SET EXERCISE >>
Write out every line of the material as it stands, apart from the pictures.

DATA FOR THE TASK >>
⟨

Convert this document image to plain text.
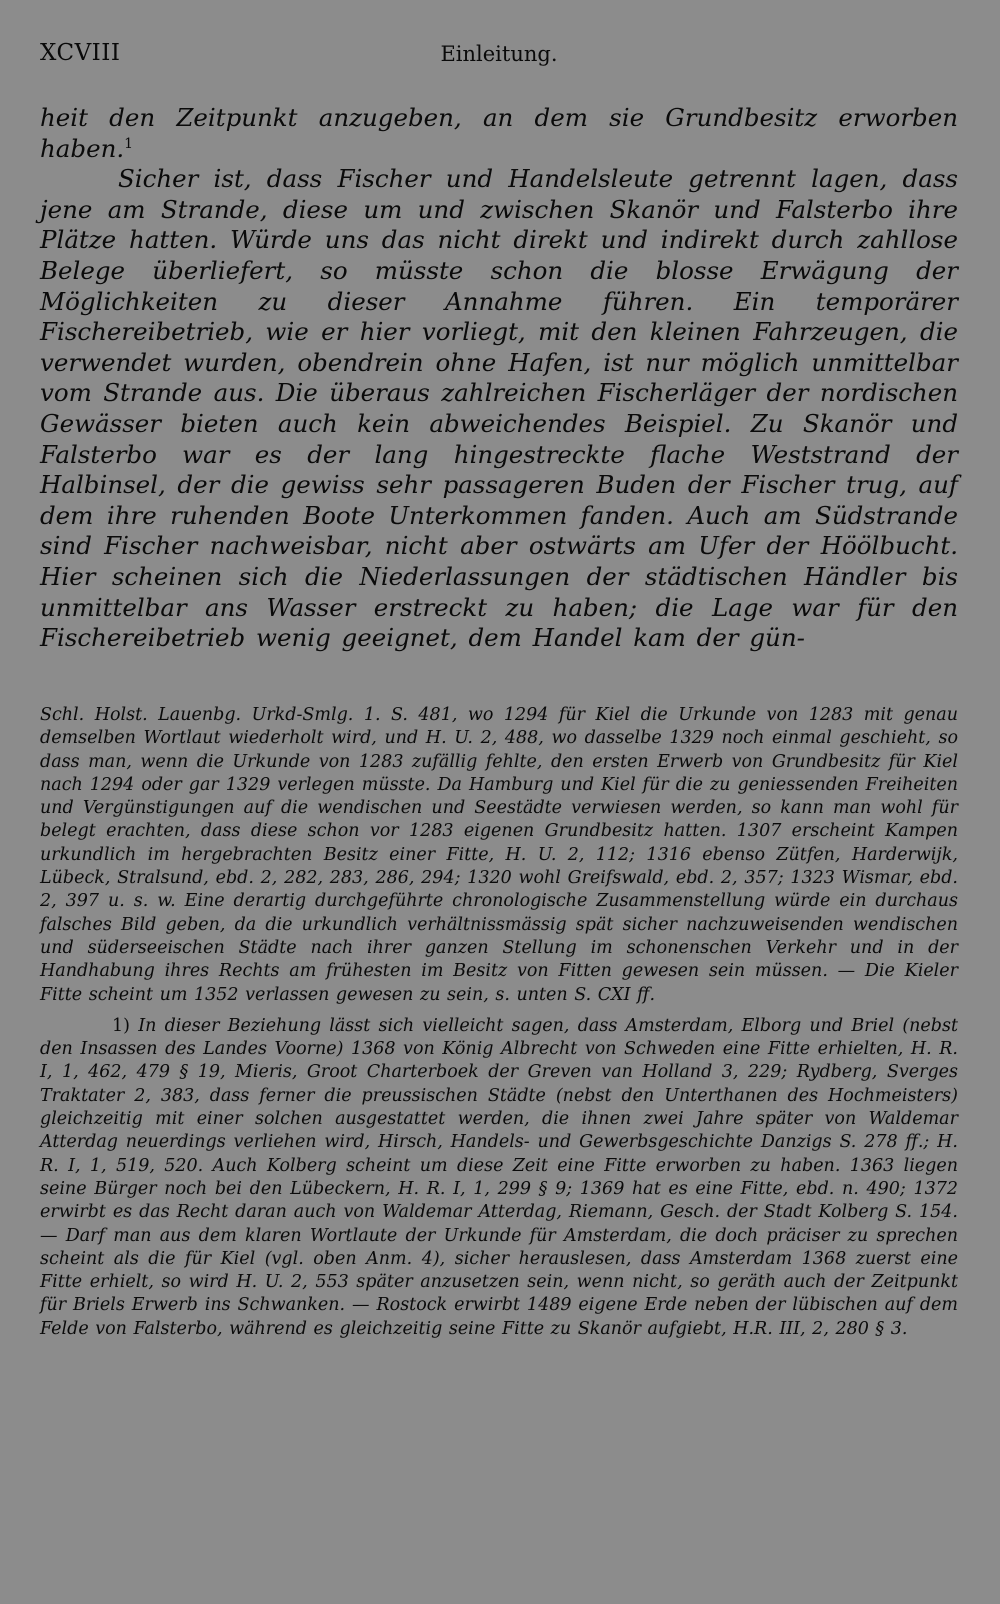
XCVIII	Einleitung.

heit den Zeitpunkt anzugeben, an dem sie Grundbesitz erworben haben.$^1$

Sicher ist, dass Fischer und Handelsleute getrennt lagen, dass jene am Strande, diese um und zwischen Skanör und Falsterbo ihre Plätze hatten. Würde uns das nicht direkt und indirekt durch zahllose Belege überliefert, so müsste schon die blosse Erwägung der Möglichkeiten zu dieser Annahme führen. Ein temporärer Fischereibetrieb, wie er hier vorliegt, mit den kleinen Fahrzeugen, die verwendet wurden, obendrein ohne Hafen, ist nur möglich unmittelbar vom Strande aus. Die überaus zahlreichen Fischerläger der nordischen Gewässer bieten auch kein abweichendes Beispiel. Zu Skanör und Falsterbo war es der lang hingestreckte flache Weststrand der Halbinsel, der die gewiss sehr passageren Buden der Fischer trug, auf dem ihre ruhenden Boote Unterkommen fanden. Auch am Südstrande sind Fischer nachweisbar, nicht aber ostwärts am Ufer der Höölbucht. Hier scheinen sich die Niederlassungen der städtischen Händler bis unmittelbar ans Wasser erstreckt zu haben; die Lage war für den Fischereibetrieb wenig geeignet, dem Handel kam der gün-

Schl. Holst. Lauenbg. Urkd-Smlg. 1. S. 481, wo 1294 für Kiel die Urkunde von 1283 mit genau demselben Wortlaut wiederholt wird, und H. U. 2, 488, wo dasselbe 1329 noch einmal geschieht, so dass man, wenn die Urkunde von 1283 zufällig fehlte, den ersten Erwerb von Grundbesitz für Kiel nach 1294 oder gar 1329 verlegen müsste. Da Hamburg und Kiel für die zu geniessenden Freiheiten und Vergünstigungen auf die wendischen und Seestädte verwiesen werden, so kann man wohl für belegt erachten, dass diese schon vor 1283 eigenen Grundbesitz hatten. 1307 erscheint Kampen urkundlich im hergebrachten Besitz einer Fitte, H. U. 2, 112; 1316 ebenso Zütfen, Harderwijk, Lübeck, Stralsund, ebd. 2, 282, 283, 286, 294; 1320 wohl Greifswald, ebd. 2, 357; 1323 Wismar, ebd. 2, 397 u. s. w. Eine derartig durchgeführte chronologische Zusammenstellung würde ein durchaus falsches Bild geben, da die urkundlich verhältnissmässig spät sicher nachzuweisenden wendischen und süderseeischen Städte nach ihrer ganzen Stellung im schonenschen Verkehr und in der Handhabung ihres Rechts am frühesten im Besitz von Fitten gewesen sein müssen. — Die Kieler Fitte scheint um 1352 verlassen gewesen zu sein, s. unten S. CXI ff.

1) In dieser Beziehung lässt sich vielleicht sagen, dass Amsterdam, Elborg und Briel (nebst den Insassen des Landes Voorne) 1368 von König Albrecht von Schweden eine Fitte erhielten, H. R. I, 1, 462, 479 § 19, Mieris, Groot Charterboek der Greven van Holland 3, 229; Rydberg, Sverges Traktater 2, 383, dass ferner die preussischen Städte (nebst den Unterthanen des Hochmeisters) gleichzeitig mit einer solchen ausgestattet werden, die ihnen zwei Jahre später von Waldemar Atterdag neuerdings verliehen wird, Hirsch, Handels- und Gewerbsgeschichte Danzigs S. 278 ff.; H. R. I, 1, 519, 520. Auch Kolberg scheint um diese Zeit eine Fitte erworben zu haben. 1363 liegen seine Bürger noch bei den Lübeckern, H. R. I, 1, 299 § 9; 1369 hat es eine Fitte, ebd. n. 490; 1372 erwirbt es das Recht daran auch von Waldemar Atterdag, Riemann, Gesch. der Stadt Kolberg S. 154. — Darf man aus dem klaren Wortlaute der Urkunde für Amsterdam, die doch präciser zu sprechen scheint als die für Kiel (vgl. oben Anm. 4), sicher herauslesen, dass Amsterdam 1368 zuerst eine Fitte erhielt, so wird H. U. 2, 553 später anzusetzen sein, wenn nicht, so geräth auch der Zeitpunkt für Briels Erwerb ins Schwanken. — Rostock erwirbt 1489 eigene Erde neben der lübischen auf dem Felde von Falsterbo, während es gleichzeitig seine Fitte zu Skanör aufgiebt, H.R. III, 2, 280 § 3.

⟩

THE OUTPUT >>
Convert this document image to plain text.
XCVIII	Einleitung.

heit den Zeitpunkt anzugeben, an dem sie Grundbesitz erworben haben.$^1$

Sicher ist, dass Fischer und Handelsleute getrennt lagen, dass jene am Strande, diese um und zwischen Skanör und Falsterbo ihre Plätze hatten. Würde uns das nicht direkt und indirekt durch zahllose Belege überliefert, so müsste schon die blosse Erwägung der Möglichkeiten zu dieser Annahme führen. Ein temporärer Fischereibetrieb, wie er hier vorliegt, mit den kleinen Fahrzeugen, die verwendet wurden, obendrein ohne Hafen, ist nur möglich unmittelbar vom Strande aus. Die überaus zahlreichen Fischerläger der nordischen Gewässer bieten auch kein abweichendes Beispiel. Zu Skanör und Falsterbo war es der lang hingestreckte flache Weststrand der Halbinsel, der die gewiss sehr passageren Buden der Fischer trug, auf dem ihre ruhenden Boote Unterkommen fanden. Auch am Südstrande sind Fischer nachweisbar, nicht aber ostwärts am Ufer der Höölbucht. Hier scheinen sich die Niederlassungen der städtischen Händler bis unmittelbar ans Wasser erstreckt zu haben; die Lage war für den Fischereibetrieb wenig geeignet, dem Handel kam der gün-

Schl. Holst. Lauenbg. Urkd-Smlg. 1. S. 481, wo 1294 für Kiel die Urkunde von 1283 mit genau demselben Wortlaut wiederholt wird, und H. U. 2, 488, wo dasselbe 1329 noch einmal geschieht, so dass man, wenn die Urkunde von 1283 zufällig fehlte, den ersten Erwerb von Grundbesitz für Kiel nach 1294 oder gar 1329 verlegen müsste. Da Hamburg und Kiel für die zu geniessenden Freiheiten und Vergünstigungen auf die wendischen und Seestädte verwiesen werden, so kann man wohl für belegt erachten, dass diese schon vor 1283 eigenen Grundbesitz hatten. 1307 erscheint Kampen urkundlich im hergebrachten Besitz einer Fitte, H. U. 2, 112; 1316 ebenso Zütfen, Harderwijk, Lübeck, Stralsund, ebd. 2, 282, 283, 286, 294; 1320 wohl Greifswald, ebd. 2, 357; 1323 Wismar, ebd. 2, 397 u. s. w. Eine derartig durchgeführte chronologische Zusammenstellung würde ein durchaus falsches Bild geben, da die urkundlich verhältnissmässig spät sicher nachzuweisenden wendischen und süderseeischen Städte nach ihrer ganzen Stellung im schonenschen Verkehr und in der Handhabung ihres Rechts am frühesten im Besitz von Fitten gewesen sein müssen. — Die Kieler Fitte scheint um 1352 verlassen gewesen zu sein, s. unten S. CXI ff.

1) In dieser Beziehung lässt sich vielleicht sagen, dass Amsterdam, Elborg und Briel (nebst den Insassen des Landes Voorne) 1368 von König Albrecht von Schweden eine Fitte erhielten, H. R. I, 1, 462, 479 § 19, Mieris, Groot Charterboek der Greven van Holland 3, 229; Rydberg, Sverges Traktater 2, 383, dass ferner die preussischen Städte (nebst den Unterthanen des Hochmeisters) gleichzeitig mit einer solchen ausgestattet werden, die ihnen zwei Jahre später von Waldemar Atterdag neuerdings verliehen wird, Hirsch, Handels- und Gewerbsgeschichte Danzigs S. 278 ff.; H. R. I, 1, 519, 520. Auch Kolberg scheint um diese Zeit eine Fitte erworben zu haben. 1363 liegen seine Bürger noch bei den Lübeckern, H. R. I, 1, 299 § 9; 1369 hat es eine Fitte, ebd. n. 490; 1372 erwirbt es das Recht daran auch von Waldemar Atterdag, Riemann, Gesch. der Stadt Kolberg S. 154. — Darf man aus dem klaren Wortlaute der Urkunde für Amsterdam, die doch präciser zu sprechen scheint als die für Kiel (vgl. oben Anm. 4), sicher herauslesen, dass Amsterdam 1368 zuerst eine Fitte erhielt, so wird H. U. 2, 553 später anzusetzen sein, wenn nicht, so geräth auch der Zeitpunkt für Briels Erwerb ins Schwanken. — Rostock erwirbt 1489 eigene Erde neben der lübischen auf dem Felde von Falsterbo, während es gleichzeitig seine Fitte zu Skanör aufgiebt, H.R. III, 2, 280 § 3.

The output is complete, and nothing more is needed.